Do this:
In the listing below, count the lines with "هوذة" and report only the figure.

Stored items
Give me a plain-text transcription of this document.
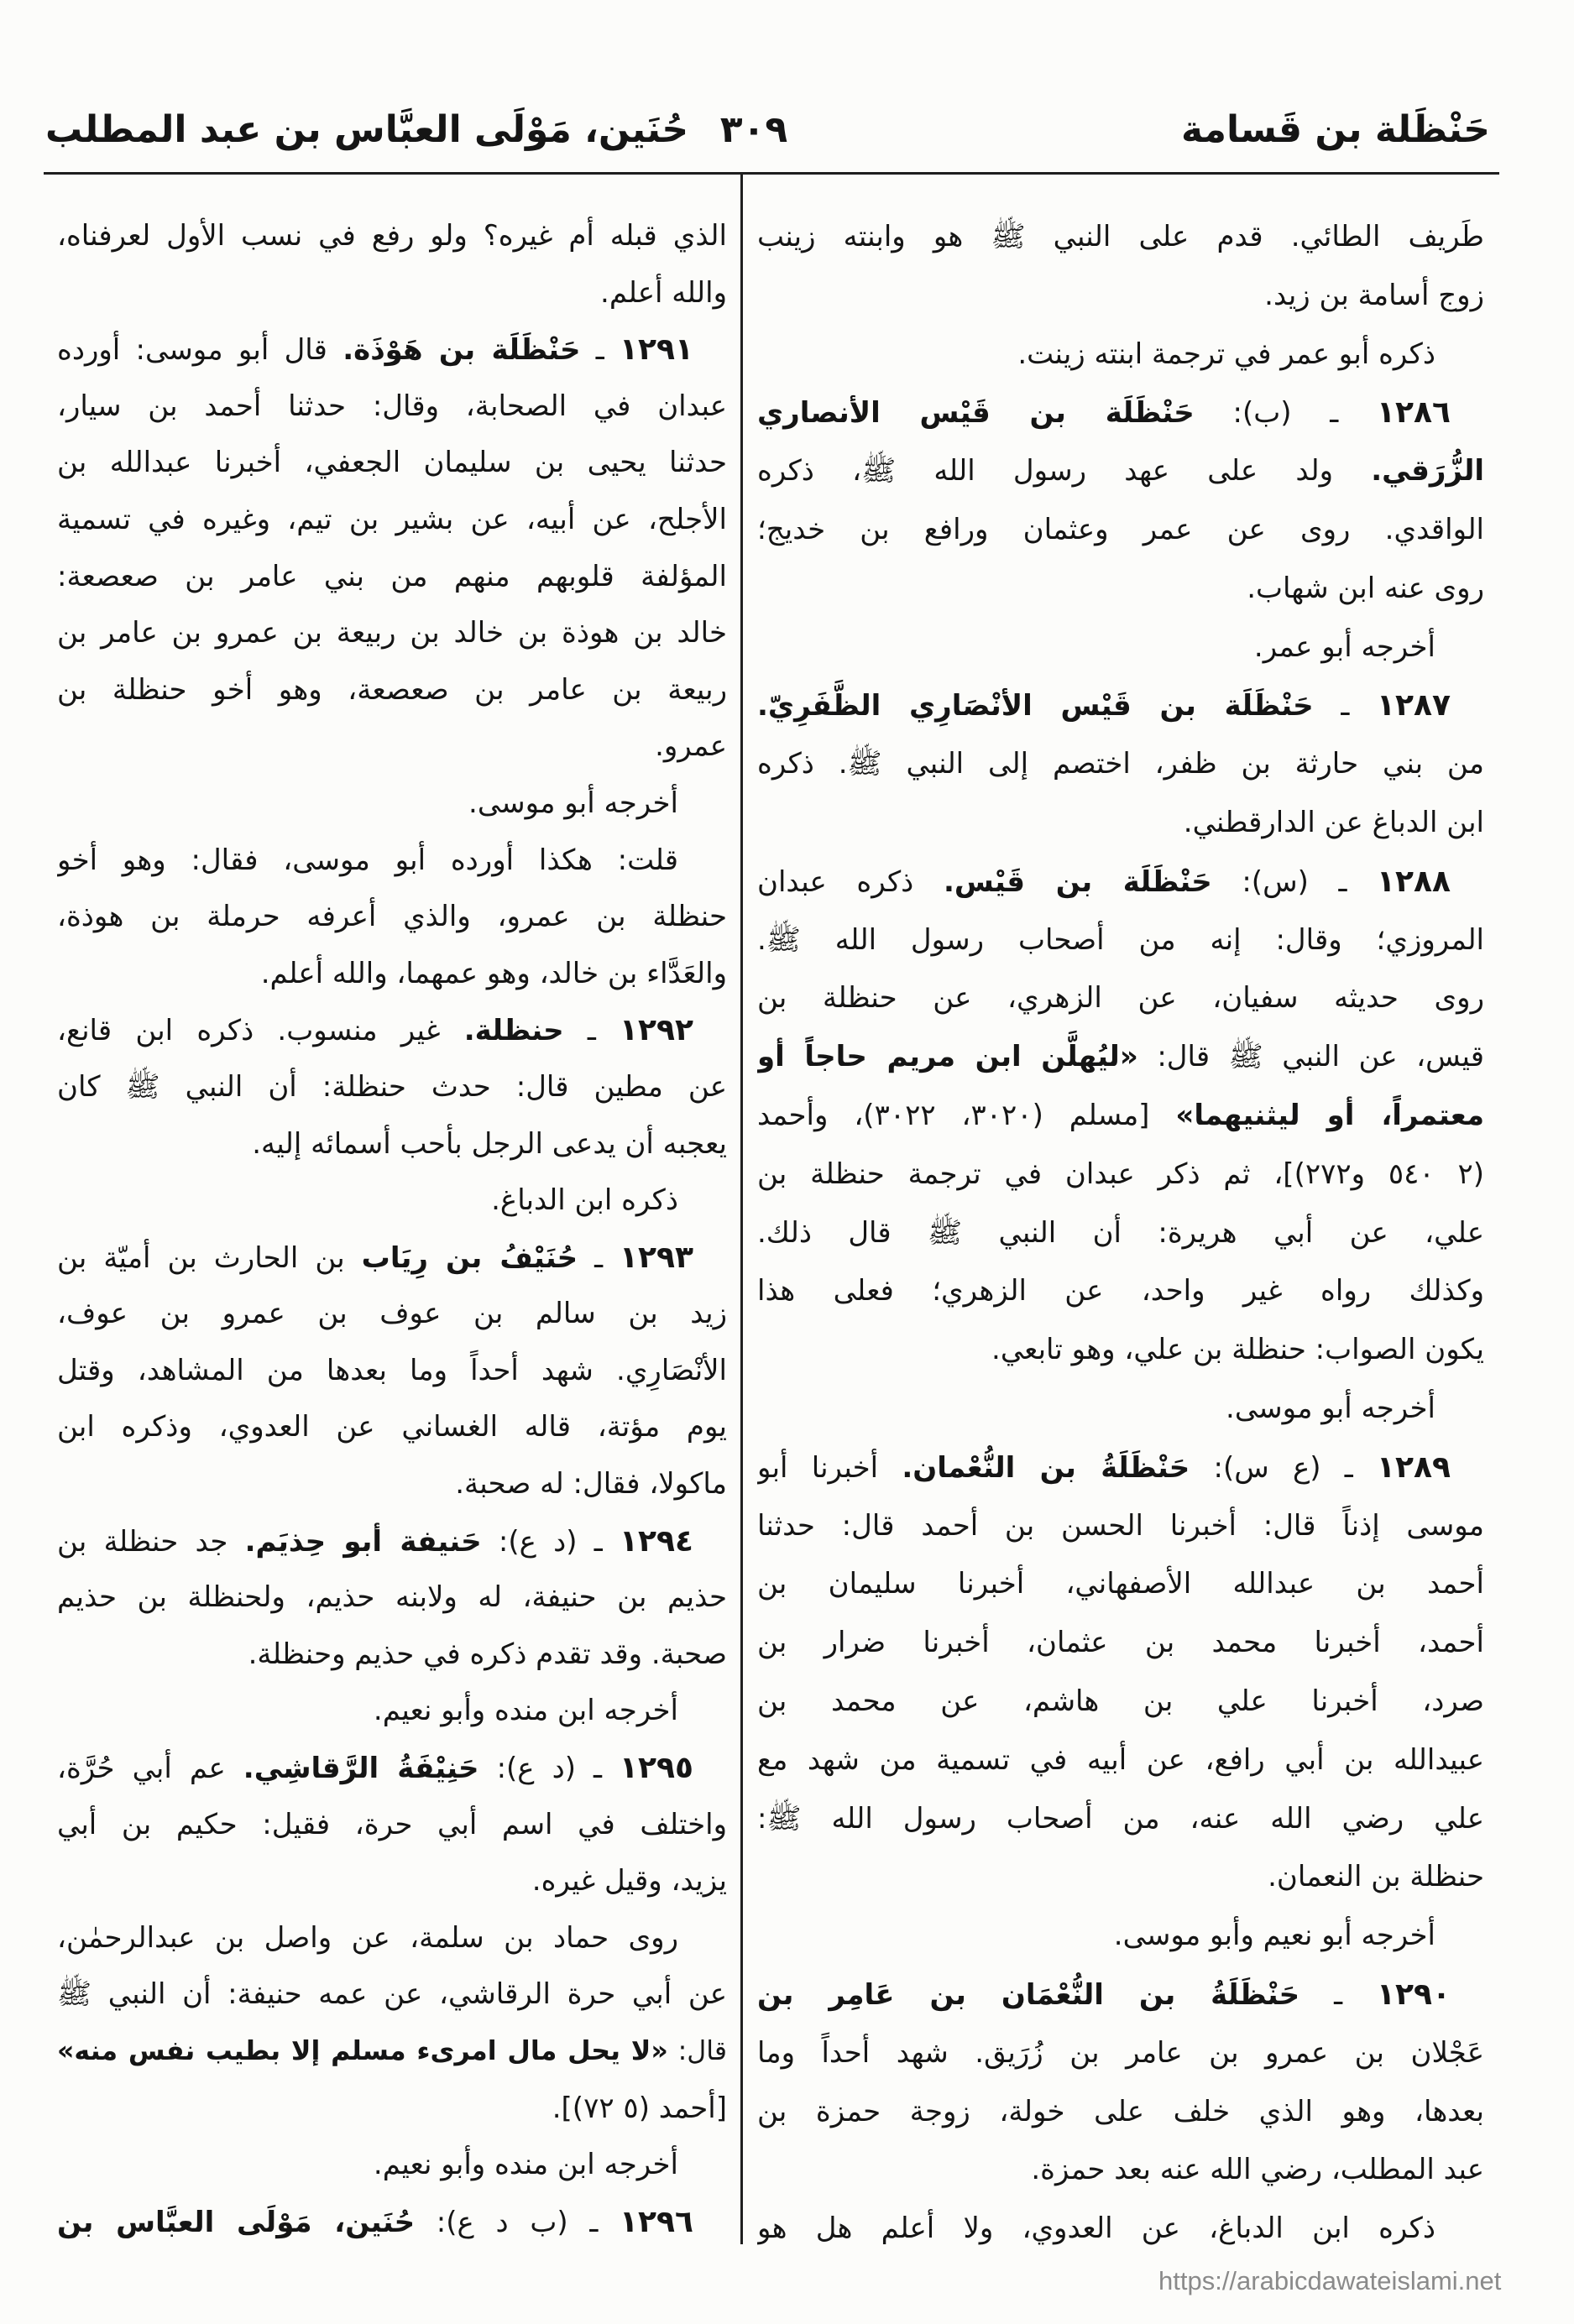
حَنْظَلة بن قَسامة
٣٠٩
حُنَين، مَوْلَى العبَّاس بن عبد المطلب
طَريف الطائي. قدم على النبي ﷺ هو وابنته زينب
زوج أسامة بن زيد.
ذكره أبو عمر في ترجمة ابنته زينت.
١٢٨٦ ـ (ب): حَنْظَلَة بن قَيْس الأنصاري
الزُّرَقي. ولد على عهد رسول الله ﷺ، ذكره
الواقدي. روى عن عمر وعثمان ورافع بن خديج؛
روى عنه ابن شهاب.
أخرجه أبو عمر.
١٢٨٧ ـ حَنْظَلَة بن قَيْس الأنْصَارِي الظَّفَرِيّ.
من بني حارثة بن ظفر، اختصم إلى النبي ﷺ. ذكره
ابن الدباغ عن الدارقطني.
١٢٨٨ ـ (س): حَنْظَلَة بن قَيْس. ذكره عبدان
المروزي؛ وقال: إنه من أصحاب رسول الله ﷺ.
روى حديثه سفيان، عن الزهري، عن حنظلة بن
قيس، عن النبي ﷺ قال: «ليُهلَّن ابن مريم حاجاً أو
معتمراً، أو ليثنيهما» [مسلم (٣٠٢٠، ٣٠٢٢)، وأحمد
(٢ ٥٤٠ و٢٧٢)]، ثم ذكر عبدان في ترجمة حنظلة بن
علي، عن أبي هريرة: أن النبي ﷺ قال ذلك.
وكذلك رواه غير واحد، عن الزهري؛ فعلى هذا
يكون الصواب: حنظلة بن علي، وهو تابعي.
أخرجه أبو موسى.
١٢٨٩ ـ (ع س): حَنْظَلَةُ بن النُّعْمان. أخبرنا أبو
موسى إذناً قال: أخبرنا الحسن بن أحمد قال: حدثنا
أحمد بن عبدالله الأصفهاني، أخبرنا سليمان بن
أحمد، أخبرنا محمد بن عثمان، أخبرنا ضرار بن
صرد، أخبرنا علي بن هاشم، عن محمد بن
عبيدالله بن أبي رافع، عن أبيه في تسمية من شهد مع
علي رضي الله عنه، من أصحاب رسول الله ﷺ:
حنظلة بن النعمان.
أخرجه أبو نعيم وأبو موسى.
١٢٩٠ ـ حَنْظَلَةُ بن النُّعْمَان بن عَامِر بن
عَجْلان بن عمرو بن عامر بن زُرَيق. شهد أحداً وما
بعدها، وهو الذي خلف على خولة، زوجة حمزة بن
عبد المطلب، رضي الله عنه بعد حمزة.
ذكره ابن الدباغ، عن العدوي، ولا أعلم هل هو
الذي قبله أم غيره؟ ولو رفع في نسب الأول لعرفناه،
والله أعلم.
١٢٩١ ـ حَنْظَلَة بن هَوْذَة. قال أبو موسى: أورده
عبدان في الصحابة، وقال: حدثنا أحمد بن سيار،
حدثنا يحيى بن سليمان الجعفي، أخبرنا عبدالله بن
الأجلح، عن أبيه، عن بشير بن تيم، وغيره في تسمية
المؤلفة قلوبهم منهم من بني عامر بن صعصعة:
خالد بن هوذة بن خالد بن ربيعة بن عمرو بن عامر بن
ربيعة بن عامر بن صعصعة، وهو أخو حنظلة بن
عمرو.
أخرجه أبو موسى.
قلت: هكذا أورده أبو موسى، فقال: وهو أخو
حنظلة بن عمرو، والذي أعرفه حرملة بن هوذة،
والعَدَّاء بن خالد، وهو عمهما، والله أعلم.
١٢٩٢ ـ حنظلة. غير منسوب. ذكره ابن قانع،
عن مطين قال: حدث حنظلة: أن النبي ﷺ كان
يعجبه أن يدعى الرجل بأحب أسمائه إليه.
ذكره ابن الدباغ.
١٢٩٣ ـ حُنَيْفُ بن رِيَاب بن الحارث بن أميّة بن
زيد بن سالم بن عوف بن عمرو بن عوف،
الأنْصَارِي. شهد أحداً وما بعدها من المشاهد، وقتل
يوم مؤتة، قاله الغساني عن العدوي، وذكره ابن
ماكولا، فقال: له صحبة.
١٢٩٤ ـ (د ع): حَنيفة أبو حِذيَم. جد حنظلة بن
حذيم بن حنيفة، له ولابنه حذيم، ولحنظلة بن حذيم
صحبة. وقد تقدم ذكره في حذيم وحنظلة.
أخرجه ابن منده وأبو نعيم.
١٢٩٥ ـ (د ع): حَنِيْفَةُ الرَّقاشِي. عم أبي حُرَّة،
واختلف في اسم أبي حرة، فقيل: حكيم بن أبي
يزيد، وقيل غيره.
روى حماد بن سلمة، عن واصل بن عبدالرحمٰن،
عن أبي حرة الرقاشي، عن عمه حنيفة: أن النبي ﷺ
قال: «لا يحل مال امرىء مسلم إلا بطيب نفس منه»
[أحمد (٥ ٧٢)].
أخرجه ابن منده وأبو نعيم.
١٢٩٦ ـ (ب د ع): حُنَين، مَوْلَى العبَّاس بن
https://arabicdawateislami.net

The solution:
2